▸ **Directions for this task**: List each line of the data that holds the string "Cloudera".
- - -
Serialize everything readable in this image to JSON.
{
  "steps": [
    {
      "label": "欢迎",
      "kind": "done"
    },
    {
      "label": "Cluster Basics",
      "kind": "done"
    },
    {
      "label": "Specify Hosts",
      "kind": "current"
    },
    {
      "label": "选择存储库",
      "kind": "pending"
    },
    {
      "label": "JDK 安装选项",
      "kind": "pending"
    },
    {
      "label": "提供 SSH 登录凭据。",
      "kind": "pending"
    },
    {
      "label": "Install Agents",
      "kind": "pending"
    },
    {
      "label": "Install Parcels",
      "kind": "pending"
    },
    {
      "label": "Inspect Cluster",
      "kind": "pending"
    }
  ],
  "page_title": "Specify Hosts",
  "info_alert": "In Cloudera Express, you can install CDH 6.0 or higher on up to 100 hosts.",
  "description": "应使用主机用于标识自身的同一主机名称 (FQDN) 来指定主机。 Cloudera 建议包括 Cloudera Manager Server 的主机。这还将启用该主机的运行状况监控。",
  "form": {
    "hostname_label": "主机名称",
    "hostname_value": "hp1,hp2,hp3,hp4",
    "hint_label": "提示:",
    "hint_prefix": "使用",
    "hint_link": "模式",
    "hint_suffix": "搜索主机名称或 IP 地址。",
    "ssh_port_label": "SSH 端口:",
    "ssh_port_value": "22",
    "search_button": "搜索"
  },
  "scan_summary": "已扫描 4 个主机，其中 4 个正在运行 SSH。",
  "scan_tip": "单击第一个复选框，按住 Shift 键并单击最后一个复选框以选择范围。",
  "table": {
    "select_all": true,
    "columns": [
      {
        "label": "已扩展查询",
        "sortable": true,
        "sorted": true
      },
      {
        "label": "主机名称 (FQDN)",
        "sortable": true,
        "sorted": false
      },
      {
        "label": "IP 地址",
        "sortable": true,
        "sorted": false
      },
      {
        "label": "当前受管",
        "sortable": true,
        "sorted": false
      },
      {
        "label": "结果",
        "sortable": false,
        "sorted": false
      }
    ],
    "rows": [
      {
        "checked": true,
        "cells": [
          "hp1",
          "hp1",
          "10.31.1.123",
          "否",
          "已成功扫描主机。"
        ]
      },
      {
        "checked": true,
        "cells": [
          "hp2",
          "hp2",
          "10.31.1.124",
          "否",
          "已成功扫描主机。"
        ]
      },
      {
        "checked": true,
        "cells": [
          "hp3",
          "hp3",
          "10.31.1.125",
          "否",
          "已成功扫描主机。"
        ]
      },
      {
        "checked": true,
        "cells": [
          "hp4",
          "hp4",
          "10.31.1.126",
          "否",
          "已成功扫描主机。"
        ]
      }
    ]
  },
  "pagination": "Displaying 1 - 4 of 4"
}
- - -
▸ **Result of this task**:
  "info_alert": "In Cloudera Express, you can install CDH 6.0 or higher on up to 100 hosts.",
  "description": "应使用主机用于标识自身的同一主机名称 (FQDN) 来指定主机。 Cloudera 建议包括 Cloudera Manager Server 的主机。这还将启用该主机的运行状况监控。",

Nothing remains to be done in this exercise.